• [What needs to be done]:
Using the material below, copy every line where "icon" appears.

• [Dataset]:
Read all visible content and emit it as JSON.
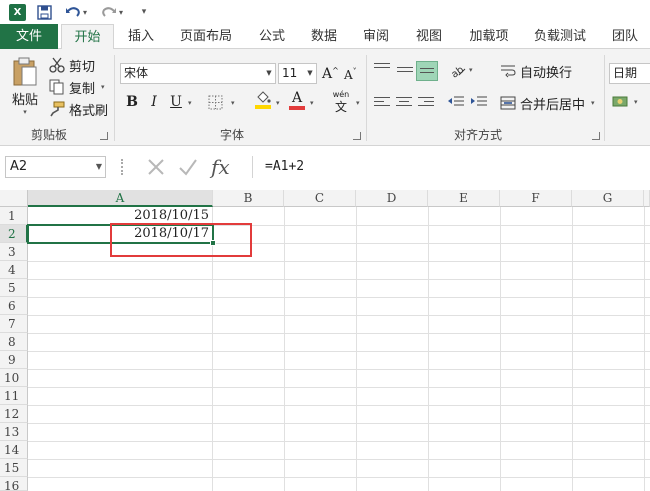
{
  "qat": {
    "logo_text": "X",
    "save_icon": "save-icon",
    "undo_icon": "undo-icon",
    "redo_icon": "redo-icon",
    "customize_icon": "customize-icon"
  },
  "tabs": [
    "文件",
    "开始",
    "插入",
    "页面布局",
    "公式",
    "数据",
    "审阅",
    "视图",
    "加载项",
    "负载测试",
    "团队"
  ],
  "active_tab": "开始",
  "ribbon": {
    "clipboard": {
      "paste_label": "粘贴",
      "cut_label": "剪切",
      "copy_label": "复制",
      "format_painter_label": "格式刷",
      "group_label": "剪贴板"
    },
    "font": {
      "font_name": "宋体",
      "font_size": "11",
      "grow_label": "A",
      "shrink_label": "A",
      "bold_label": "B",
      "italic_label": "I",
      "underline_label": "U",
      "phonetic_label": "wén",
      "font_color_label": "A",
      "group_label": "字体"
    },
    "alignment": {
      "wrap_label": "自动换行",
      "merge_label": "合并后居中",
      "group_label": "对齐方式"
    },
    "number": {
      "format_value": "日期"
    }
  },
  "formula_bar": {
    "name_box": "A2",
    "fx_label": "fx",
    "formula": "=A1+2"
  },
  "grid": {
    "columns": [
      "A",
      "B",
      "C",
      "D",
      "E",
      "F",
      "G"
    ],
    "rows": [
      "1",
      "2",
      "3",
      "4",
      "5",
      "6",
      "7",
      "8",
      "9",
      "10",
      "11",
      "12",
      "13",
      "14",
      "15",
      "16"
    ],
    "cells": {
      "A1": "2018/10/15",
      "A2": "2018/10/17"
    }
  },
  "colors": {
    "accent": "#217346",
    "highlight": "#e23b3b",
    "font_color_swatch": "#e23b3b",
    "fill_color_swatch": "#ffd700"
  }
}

• [Correct answer]:
    "save_icon": "save-icon",
    "undo_icon": "undo-icon",
    "redo_icon": "redo-icon",
    "customize_icon": "customize-icon"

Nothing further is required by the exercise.